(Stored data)
++++++
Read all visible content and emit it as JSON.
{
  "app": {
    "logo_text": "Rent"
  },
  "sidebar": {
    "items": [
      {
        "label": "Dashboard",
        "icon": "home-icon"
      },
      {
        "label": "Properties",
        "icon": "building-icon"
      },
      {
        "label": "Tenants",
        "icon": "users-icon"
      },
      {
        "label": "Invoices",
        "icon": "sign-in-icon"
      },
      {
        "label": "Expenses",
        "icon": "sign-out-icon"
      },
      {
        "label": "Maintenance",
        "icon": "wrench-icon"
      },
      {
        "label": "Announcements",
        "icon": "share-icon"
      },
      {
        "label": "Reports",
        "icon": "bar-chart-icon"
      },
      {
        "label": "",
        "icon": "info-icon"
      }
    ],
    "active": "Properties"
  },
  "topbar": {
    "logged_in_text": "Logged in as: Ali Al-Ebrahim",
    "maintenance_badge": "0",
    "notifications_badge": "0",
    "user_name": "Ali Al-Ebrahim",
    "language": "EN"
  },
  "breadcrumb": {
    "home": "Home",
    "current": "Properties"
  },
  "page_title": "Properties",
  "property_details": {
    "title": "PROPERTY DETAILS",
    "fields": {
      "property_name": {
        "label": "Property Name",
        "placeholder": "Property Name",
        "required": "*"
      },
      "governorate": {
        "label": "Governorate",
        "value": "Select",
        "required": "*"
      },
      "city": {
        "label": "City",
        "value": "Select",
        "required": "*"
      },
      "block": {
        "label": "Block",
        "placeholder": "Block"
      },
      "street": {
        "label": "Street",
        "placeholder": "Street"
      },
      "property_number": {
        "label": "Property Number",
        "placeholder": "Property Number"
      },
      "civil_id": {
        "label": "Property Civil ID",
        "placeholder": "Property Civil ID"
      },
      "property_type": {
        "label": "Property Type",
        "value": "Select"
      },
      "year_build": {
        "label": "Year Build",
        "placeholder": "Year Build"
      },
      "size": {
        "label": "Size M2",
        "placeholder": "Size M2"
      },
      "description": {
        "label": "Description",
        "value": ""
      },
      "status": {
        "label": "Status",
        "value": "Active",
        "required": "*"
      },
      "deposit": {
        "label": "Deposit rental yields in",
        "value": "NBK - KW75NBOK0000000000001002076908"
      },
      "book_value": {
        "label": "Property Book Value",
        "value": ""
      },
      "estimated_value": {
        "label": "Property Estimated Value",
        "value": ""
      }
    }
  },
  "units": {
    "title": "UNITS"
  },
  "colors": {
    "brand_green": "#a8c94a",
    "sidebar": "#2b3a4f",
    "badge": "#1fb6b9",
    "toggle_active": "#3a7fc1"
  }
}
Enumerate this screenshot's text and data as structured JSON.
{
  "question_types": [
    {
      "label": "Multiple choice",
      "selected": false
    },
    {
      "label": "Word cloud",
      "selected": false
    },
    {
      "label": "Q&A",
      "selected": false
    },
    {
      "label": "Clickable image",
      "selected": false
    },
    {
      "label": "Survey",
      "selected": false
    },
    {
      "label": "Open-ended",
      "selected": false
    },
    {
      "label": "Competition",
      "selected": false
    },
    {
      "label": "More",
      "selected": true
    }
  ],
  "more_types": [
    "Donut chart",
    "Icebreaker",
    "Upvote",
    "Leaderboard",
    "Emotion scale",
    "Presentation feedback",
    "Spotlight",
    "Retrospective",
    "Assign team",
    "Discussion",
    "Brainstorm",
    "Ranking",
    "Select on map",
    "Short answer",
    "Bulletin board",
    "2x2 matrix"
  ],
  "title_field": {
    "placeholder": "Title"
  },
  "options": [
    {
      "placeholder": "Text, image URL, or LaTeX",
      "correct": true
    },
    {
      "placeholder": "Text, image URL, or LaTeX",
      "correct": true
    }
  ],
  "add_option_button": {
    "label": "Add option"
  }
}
++++++
■ WHAT THIS TASK INVOLVES ■
Across the data above, how many lines include the word "Properties"? Give only the count.

■ PROBLEM SOLUTION ■
4